Start of Selected text
Arthur building his home (Courtesy of Jill Ajioka) Arthur’s house, with Andre’s Door to Nowhere on the right side of the second floor (Courtesy of Jill Ajioka)

Fires might have been more of a worry up in the hills, but settling there didn’t seem much riskier than building a house in earthquake-prone Southern California to begin with. Fire was a part of life, and they upheld the codes, putting in driveways large enough for a firetruck and regularly clearing the brush around their lots. In Topanga Canyon, a clique formed around Arson Watch, a volunteer organization whose members cruise around in logoed jackets, looking for signs of emerging fires.

When we went to search for Arthur last week, Dad took his Arson Watch jacket with him. We were both hoping this 25-year-old piece of nylon could get us through closed roads and into our old neighborhood. But the officers we met weren’t buying that my 78-year-old father, with his faded jacket, needed to pass by barricades to a still-smoldering area. We returned home hours later, worried and exhausted, and then an evacuation warning for our area came through on our phones. As we packed the car, Jill called again, to tell us that Arthur was dead.

Arthur’s trees after the fire (Photograph by Brian Van Lau for The Atlantic)

My first memory is of Arthur, and in it, he looks the same as he did when I saw him last month. We’re standing on my lawn at my third-birthday party, next to the rosebush that Mom was always trying to make happen but that the deer always ate. He asks me how old I am, and when I tell him, he staggers.“No way, dude!” he says, feigning disbelief. “You’re so old!” He’s in a T-shirt, a ponytail, and (as he always was, no matter how formal the occasion) flip-flops. Backpacking at 9,000 feet of elevation, chasing a bear away while camping—flip-flops, because they were easy to slip off and didn’t collect burs as easily as sneakers.

He and Jill spent years constructing their three-story brick rectangle, painted olive green, with fragrant pepper trees along the front walkway. Arthur wanted to build a house with his own two hands, as his grandfather had done. (A bonus: He could design the garage door to fit his car with his prized hang-gliding gear strapped to the roof.) A football field away, across a small canyon, Dad and a construction crew built what he’d thought would be his bachelor pad. After he met my mom, she went with him to Mexico to buy the tiles that she laid in the floors and walls.

Back then, the only other dwelling on our road was a geodesic dome about a half a mile away, occupied by a gay couple who drove a DeLorean and held a support group for gay Filipino men with custody issues. Later on, a germophobic epidemiologist took over the Dome House, as we called it, figuring its remote location would help him avoid contagion. Peculiarity was a neighborhood prerequisite. When Jill and Arthur saw people touring properties who they thought would make annoying neighbors, they would walk around outside naked to scare them off.
End of Selected text
• [Study questions]:
(1) In the passage about Arthur, what footwear did he wear no matter how formal the occasion?
(2) Change the stretch of the passage about Arthur from "Arthur’s trees after" through "easily as sneakers.", putting "lemon tree" in place of "rosebush".
(3) Carry the passage about Arthur forward from its final sentence.
The data that follows has no connection to the passage about Arthur.
Start of Recorded information
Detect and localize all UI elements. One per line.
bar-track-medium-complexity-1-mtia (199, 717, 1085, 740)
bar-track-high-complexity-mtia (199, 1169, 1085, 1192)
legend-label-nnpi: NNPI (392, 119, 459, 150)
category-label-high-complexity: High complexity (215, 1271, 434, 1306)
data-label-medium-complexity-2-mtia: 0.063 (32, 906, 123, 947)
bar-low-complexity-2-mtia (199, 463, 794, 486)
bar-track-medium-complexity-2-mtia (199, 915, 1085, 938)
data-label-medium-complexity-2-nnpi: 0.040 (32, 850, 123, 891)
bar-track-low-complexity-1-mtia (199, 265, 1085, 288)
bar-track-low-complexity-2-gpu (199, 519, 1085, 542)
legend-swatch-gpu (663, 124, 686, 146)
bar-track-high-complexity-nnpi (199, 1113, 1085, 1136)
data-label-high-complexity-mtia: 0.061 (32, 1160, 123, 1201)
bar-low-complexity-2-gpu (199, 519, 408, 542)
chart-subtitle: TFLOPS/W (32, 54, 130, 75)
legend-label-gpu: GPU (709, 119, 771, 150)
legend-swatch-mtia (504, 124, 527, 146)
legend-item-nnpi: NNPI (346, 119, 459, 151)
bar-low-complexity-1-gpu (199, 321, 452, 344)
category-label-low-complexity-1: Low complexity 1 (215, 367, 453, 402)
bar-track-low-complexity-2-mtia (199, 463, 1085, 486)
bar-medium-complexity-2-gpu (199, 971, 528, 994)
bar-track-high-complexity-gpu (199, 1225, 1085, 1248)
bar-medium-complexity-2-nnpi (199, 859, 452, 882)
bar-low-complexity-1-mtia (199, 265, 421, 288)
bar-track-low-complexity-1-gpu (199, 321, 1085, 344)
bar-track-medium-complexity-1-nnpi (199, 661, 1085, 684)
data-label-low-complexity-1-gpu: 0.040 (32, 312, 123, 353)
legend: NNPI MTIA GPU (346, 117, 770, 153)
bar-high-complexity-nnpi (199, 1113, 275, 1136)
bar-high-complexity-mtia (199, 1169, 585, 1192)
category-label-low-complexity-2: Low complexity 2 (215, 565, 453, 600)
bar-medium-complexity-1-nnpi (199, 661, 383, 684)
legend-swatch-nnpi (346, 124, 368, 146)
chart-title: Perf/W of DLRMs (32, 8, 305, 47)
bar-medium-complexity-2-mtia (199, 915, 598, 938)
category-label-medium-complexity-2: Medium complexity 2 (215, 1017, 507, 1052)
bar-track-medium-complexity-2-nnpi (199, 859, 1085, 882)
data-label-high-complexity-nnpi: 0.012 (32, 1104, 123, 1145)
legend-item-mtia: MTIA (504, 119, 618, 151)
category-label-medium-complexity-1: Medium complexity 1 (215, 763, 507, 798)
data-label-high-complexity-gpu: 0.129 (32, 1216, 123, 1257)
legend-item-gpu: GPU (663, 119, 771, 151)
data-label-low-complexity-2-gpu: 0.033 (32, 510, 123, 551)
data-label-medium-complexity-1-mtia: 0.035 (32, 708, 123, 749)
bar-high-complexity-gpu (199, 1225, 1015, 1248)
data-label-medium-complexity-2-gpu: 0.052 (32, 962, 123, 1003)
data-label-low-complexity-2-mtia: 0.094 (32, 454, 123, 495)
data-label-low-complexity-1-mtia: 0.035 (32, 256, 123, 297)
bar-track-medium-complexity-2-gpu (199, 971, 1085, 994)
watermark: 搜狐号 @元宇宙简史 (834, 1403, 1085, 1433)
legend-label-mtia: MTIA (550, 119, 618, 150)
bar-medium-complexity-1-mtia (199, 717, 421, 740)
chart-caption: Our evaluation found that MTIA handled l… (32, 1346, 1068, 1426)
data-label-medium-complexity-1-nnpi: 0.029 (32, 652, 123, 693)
End of Recorded information
• [Task results]:
(1) Flip-flops.

(2)
Arthur’s trees after the fire (Photograph by Brian Van Lau for The Atlantic)

My first memory is of Arthur, and in it, he looks the same as he did when I saw him last month. We’re standing on my lawn at my third-birthday party, next to the lemon tree that Mom was always trying to make happen but that the deer always ate. He asks me how old I am, and when I tell him, he staggers.“No way, dude!” he says, feigning disbelief. “You’re so old!” He’s in a T-shirt, a ponytail, and (as he always was, no matter how formal the occasion) flip-flops. Backpacking at 9,000 feet of elevation, chasing a bear away while camping—flip-flops, because they were easy to slip off and didn’t collect burs as easily as sneakers.

(3)
Scrapbook photographs of Arthur and Jill building their home, and the trailer they lived in during the years they were building (Courtesy of Jill Ajioka)

A fire came through the canyon in 1993, and Dad and Arthur stayed behind with utility hoses and nearly 20,000 gallons of water to extinguish spot fires that erupted around their newly finished houses. Somehow, everybody and their homes stayed intact, minus a few warped windows.

My parents had kids first, then Arthur and Jill had Andre, who became my first and best childhood friend. Eventually our road got paved, more families moved close by, and we had a neighborhood. We called it simply “the hill” to differentiate it from “town”—Malibu. Our parents would trade off taking us to school, past an abandoned fire truck incinerated in the ’93 fire. My parents helped raise Andre; Andre’s parents helped raise my brother and me. I only just learned that Dad and Arthur had cleared a path between our two homes so that Arthur could run a phone line from his house to ours. I’d always thought it was so Andre and I could get to each other’s houses faster.

Members of the neighborhood, gathered in Arthur’s backyard for Andre’s second birthday part. Jill is on the far left beside Andre (held by a neighbor); the author and her mother are on the far right. (Courtesy of Family of Arthur Simoneau)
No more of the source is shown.